>> Begin

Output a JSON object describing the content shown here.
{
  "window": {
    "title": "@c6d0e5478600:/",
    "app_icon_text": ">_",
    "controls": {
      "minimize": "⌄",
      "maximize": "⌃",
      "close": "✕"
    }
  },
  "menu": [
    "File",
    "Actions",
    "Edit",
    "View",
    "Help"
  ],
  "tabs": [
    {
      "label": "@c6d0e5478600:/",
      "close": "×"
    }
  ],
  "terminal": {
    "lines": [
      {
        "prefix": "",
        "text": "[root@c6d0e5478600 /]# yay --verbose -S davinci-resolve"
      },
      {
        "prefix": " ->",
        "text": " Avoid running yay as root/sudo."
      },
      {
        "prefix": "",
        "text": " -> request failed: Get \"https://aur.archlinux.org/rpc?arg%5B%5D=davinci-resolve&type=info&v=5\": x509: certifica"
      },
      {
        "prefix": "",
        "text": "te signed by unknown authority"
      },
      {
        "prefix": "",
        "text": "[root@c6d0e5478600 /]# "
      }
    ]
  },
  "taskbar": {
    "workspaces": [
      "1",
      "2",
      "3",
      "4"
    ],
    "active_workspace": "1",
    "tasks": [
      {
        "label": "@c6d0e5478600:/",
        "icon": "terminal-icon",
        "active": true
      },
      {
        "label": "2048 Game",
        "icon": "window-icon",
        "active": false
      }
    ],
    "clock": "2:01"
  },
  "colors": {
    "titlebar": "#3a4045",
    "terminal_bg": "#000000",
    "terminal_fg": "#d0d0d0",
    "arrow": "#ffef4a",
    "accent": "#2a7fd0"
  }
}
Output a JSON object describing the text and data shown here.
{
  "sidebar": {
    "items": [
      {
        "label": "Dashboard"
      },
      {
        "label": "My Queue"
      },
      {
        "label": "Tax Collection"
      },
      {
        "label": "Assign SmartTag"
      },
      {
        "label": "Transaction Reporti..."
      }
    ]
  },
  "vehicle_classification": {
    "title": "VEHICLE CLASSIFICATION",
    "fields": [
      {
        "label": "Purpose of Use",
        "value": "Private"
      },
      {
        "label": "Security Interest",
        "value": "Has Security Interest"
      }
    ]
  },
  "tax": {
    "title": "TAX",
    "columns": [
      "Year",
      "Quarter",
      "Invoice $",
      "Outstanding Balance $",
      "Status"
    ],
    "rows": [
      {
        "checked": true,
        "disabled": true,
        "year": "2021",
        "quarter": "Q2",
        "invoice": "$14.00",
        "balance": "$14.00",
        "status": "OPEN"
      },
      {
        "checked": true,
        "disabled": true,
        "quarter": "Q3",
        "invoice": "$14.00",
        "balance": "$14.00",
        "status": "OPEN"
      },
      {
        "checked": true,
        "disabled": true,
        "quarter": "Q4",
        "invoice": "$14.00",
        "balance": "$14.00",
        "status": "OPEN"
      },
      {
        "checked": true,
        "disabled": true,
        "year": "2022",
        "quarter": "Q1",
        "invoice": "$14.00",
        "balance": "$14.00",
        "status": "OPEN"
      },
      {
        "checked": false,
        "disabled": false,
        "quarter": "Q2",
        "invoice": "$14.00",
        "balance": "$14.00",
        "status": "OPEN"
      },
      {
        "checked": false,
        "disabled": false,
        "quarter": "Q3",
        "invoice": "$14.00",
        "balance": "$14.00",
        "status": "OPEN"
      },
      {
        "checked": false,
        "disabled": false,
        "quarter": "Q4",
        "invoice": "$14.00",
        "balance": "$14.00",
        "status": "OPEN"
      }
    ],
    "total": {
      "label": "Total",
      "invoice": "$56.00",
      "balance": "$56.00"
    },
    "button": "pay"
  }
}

>> End

Your task is to give the records above again, exactly.

Output a JSON object describing the content shown here.
{
  "window": {
    "title": "@c6d0e5478600:/",
    "app_icon_text": ">_",
    "controls": {
      "minimize": "⌄",
      "maximize": "⌃",
      "close": "✕"
    }
  },
  "menu": [
    "File",
    "Actions",
    "Edit",
    "View",
    "Help"
  ],
  "tabs": [
    {
      "label": "@c6d0e5478600:/",
      "close": "×"
    }
  ],
  "terminal": {
    "lines": [
      {
        "prefix": "",
        "text": "[root@c6d0e5478600 /]# yay --verbose -S davinci-resolve"
      },
      {
        "prefix": " ->",
        "text": " Avoid running yay as root/sudo."
      },
      {
        "prefix": "",
        "text": " -> request failed: Get \"https://aur.archlinux.org/rpc?arg%5B%5D=davinci-resolve&type=info&v=5\": x509: certifica"
      },
      {
        "prefix": "",
        "text": "te signed by unknown authority"
      },
      {
        "prefix": "",
        "text": "[root@c6d0e5478600 /]# "
      }
    ]
  },
  "taskbar": {
    "workspaces": [
      "1",
      "2",
      "3",
      "4"
    ],
    "active_workspace": "1",
    "tasks": [
      {
        "label": "@c6d0e5478600:/",
        "icon": "terminal-icon",
        "active": true
      },
      {
        "label": "2048 Game",
        "icon": "window-icon",
        "active": false
      }
    ],
    "clock": "2:01"
  },
  "colors": {
    "titlebar": "#3a4045",
    "terminal_bg": "#000000",
    "terminal_fg": "#d0d0d0",
    "arrow": "#ffef4a",
    "accent": "#2a7fd0"
  }
}
Output a JSON object describing the text and data shown here.
{
  "sidebar": {
    "items": [
      {
        "label": "Dashboard"
      },
      {
        "label": "My Queue"
      },
      {
        "label": "Tax Collection"
      },
      {
        "label": "Assign SmartTag"
      },
      {
        "label": "Transaction Reporti..."
      }
    ]
  },
  "vehicle_classification": {
    "title": "VEHICLE CLASSIFICATION",
    "fields": [
      {
        "label": "Purpose of Use",
        "value": "Private"
      },
      {
        "label": "Security Interest",
        "value": "Has Security Interest"
      }
    ]
  },
  "tax": {
    "title": "TAX",
    "columns": [
      "Year",
      "Quarter",
      "Invoice $",
      "Outstanding Balance $",
      "Status"
    ],
    "rows": [
      {
        "checked": true,
        "disabled": true,
        "year": "2021",
        "quarter": "Q2",
        "invoice": "$14.00",
        "balance": "$14.00",
        "status": "OPEN"
      },
      {
        "checked": true,
        "disabled": true,
        "quarter": "Q3",
        "invoice": "$14.00",
        "balance": "$14.00",
        "status": "OPEN"
      },
      {
        "checked": true,
        "disabled": true,
        "quarter": "Q4",
        "invoice": "$14.00",
        "balance": "$14.00",
        "status": "OPEN"
      },
      {
        "checked": true,
        "disabled": true,
        "year": "2022",
        "quarter": "Q1",
        "invoice": "$14.00",
        "balance": "$14.00",
        "status": "OPEN"
      },
      {
        "checked": false,
        "disabled": false,
        "quarter": "Q2",
        "invoice": "$14.00",
        "balance": "$14.00",
        "status": "OPEN"
      },
      {
        "checked": false,
        "disabled": false,
        "quarter": "Q3",
        "invoice": "$14.00",
        "balance": "$14.00",
        "status": "OPEN"
      },
      {
        "checked": false,
        "disabled": false,
        "quarter": "Q4",
        "invoice": "$14.00",
        "balance": "$14.00",
        "status": "OPEN"
      }
    ],
    "total": {
      "label": "Total",
      "invoice": "$56.00",
      "balance": "$56.00"
    },
    "button": "pay"
  }
}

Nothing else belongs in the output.